U.S. Senators: Fifth Circuit Has Given Predatory Lenders a Wrecking Ball to Use Against Consumer Protections for Servicemembers
WASHINGTON, DC – After a three-judge panel of the U.S. Court of Appeals for the Fifth Circuit issued a legally flawed ruling that the statutory funding mechanism for the Consumer Financial Protection Bureau (CFPB) violates the Appropriations Clause of the Constitution, a group of four Senate Committee Chairs led by Senator Jack Reed (D-RI) sent a letter to the CFPB raising concerns about the negative impact the ruling will have on servicemembers and military families. In addition to Senator Reed, Chair of the Armed Services Committee, the letter is signed by Sherrod Brown (D-OH), Chair of the Banking, Housing, and Urban Affairs Committee; Jon Tester (D-MT), Chair of the Veterans Affairs Committee; and Mark Warner (D-VA), Chair of the Intelligence Committee.
“In our view, this flawed decision will ultimately deprive military families of consumer protections that Congress enacted on a bipartisan basis,” the four U.S. Senators wrote.

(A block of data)
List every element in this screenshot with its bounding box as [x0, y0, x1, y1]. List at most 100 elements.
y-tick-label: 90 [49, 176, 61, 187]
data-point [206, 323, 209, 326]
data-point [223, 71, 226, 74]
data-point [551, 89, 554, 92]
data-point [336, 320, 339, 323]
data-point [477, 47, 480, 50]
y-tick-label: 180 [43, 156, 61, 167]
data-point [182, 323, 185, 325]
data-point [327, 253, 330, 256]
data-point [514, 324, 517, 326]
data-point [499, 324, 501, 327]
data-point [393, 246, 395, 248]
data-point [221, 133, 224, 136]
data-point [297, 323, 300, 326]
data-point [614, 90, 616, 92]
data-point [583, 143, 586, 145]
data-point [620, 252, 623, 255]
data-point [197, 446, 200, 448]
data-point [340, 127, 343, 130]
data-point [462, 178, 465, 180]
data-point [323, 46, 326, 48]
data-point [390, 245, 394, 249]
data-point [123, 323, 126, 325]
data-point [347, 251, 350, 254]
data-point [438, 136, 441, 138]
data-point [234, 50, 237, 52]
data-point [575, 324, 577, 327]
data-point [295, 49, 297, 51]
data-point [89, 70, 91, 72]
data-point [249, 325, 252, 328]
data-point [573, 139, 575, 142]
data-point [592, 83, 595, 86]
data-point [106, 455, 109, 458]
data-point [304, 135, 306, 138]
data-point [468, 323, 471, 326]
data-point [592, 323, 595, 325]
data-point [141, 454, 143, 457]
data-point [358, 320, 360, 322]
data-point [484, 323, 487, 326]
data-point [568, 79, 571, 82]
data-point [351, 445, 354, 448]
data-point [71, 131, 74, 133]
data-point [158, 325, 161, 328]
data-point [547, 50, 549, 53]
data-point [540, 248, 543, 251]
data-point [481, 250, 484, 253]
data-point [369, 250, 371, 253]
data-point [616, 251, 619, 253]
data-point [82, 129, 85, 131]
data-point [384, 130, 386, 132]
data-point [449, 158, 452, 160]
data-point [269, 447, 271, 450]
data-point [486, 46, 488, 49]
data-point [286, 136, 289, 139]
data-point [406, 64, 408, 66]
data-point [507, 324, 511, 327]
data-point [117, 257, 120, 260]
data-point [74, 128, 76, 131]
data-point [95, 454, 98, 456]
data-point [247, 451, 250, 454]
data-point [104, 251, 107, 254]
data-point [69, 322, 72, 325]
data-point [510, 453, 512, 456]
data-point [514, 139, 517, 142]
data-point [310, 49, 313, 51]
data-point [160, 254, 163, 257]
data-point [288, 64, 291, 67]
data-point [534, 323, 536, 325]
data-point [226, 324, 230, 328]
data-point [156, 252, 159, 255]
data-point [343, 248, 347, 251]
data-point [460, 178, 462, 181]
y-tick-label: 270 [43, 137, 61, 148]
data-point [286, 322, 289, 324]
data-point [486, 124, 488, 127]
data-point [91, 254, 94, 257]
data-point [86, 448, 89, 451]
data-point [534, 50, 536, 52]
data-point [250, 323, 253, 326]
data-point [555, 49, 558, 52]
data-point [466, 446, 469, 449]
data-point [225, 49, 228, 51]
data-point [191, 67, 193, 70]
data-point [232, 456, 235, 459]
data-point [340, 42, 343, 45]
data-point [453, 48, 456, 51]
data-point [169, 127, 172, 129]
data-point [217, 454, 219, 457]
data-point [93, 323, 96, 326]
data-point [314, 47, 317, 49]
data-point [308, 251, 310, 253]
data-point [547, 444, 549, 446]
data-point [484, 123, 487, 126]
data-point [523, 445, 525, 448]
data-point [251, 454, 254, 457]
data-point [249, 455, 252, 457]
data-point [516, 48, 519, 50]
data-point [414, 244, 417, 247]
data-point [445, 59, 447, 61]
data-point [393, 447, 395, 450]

Direction 1 →
Return the passage from the text on the Fifth Circuit ruling, beginning at the words "U.S. Senators: Fifth" and stopping after the words "the Intelligence Committee.".
Direction 2 →
Replace "y-tick-label" with "y-axis-label" in the entries, beginning at the first line of the entries and stopping after the line that has "data-point [393, 246, 395, 248]". Give back those lines alone, with nothing else changed.

Complete answer 1 →
U.S. Senators: Fifth Circuit Has Given Predatory Lenders a Wrecking Ball to Use Against Consumer Protections for Servicemembers
WASHINGTON, DC – After a three-judge panel of the U.S. Court of Appeals for the Fifth Circuit issued a legally flawed ruling that the statutory funding mechanism for the Consumer Financial Protection Bureau (CFPB) violates the Appropriations Clause of the Constitution, a group of four Senate Committee Chairs led by Senator Jack Reed (D-RI) sent a letter to the CFPB raising concerns about the negative impact the ruling will have on servicemembers and military families. In addition to Senator Reed, Chair of the Armed Services Committee, the letter is signed by Sherrod Brown (D-OH), Chair of the Banking, Housing, and Urban Affairs Committee; Jon Tester (D-MT), Chair of the Veterans Affairs Committee; and Mark Warner (D-VA), Chair of the Intelligence Committee.

Complete answer 2 →
List every element in this screenshot with its bounding box as [x0, y0, x1, y1]. List at most 100 elements.
y-axis-label: 90 [49, 176, 61, 187]
data-point [206, 323, 209, 326]
data-point [223, 71, 226, 74]
data-point [551, 89, 554, 92]
data-point [336, 320, 339, 323]
data-point [477, 47, 480, 50]
y-axis-label: 180 [43, 156, 61, 167]
data-point [182, 323, 185, 325]
data-point [327, 253, 330, 256]
data-point [514, 324, 517, 326]
data-point [499, 324, 501, 327]
data-point [393, 246, 395, 248]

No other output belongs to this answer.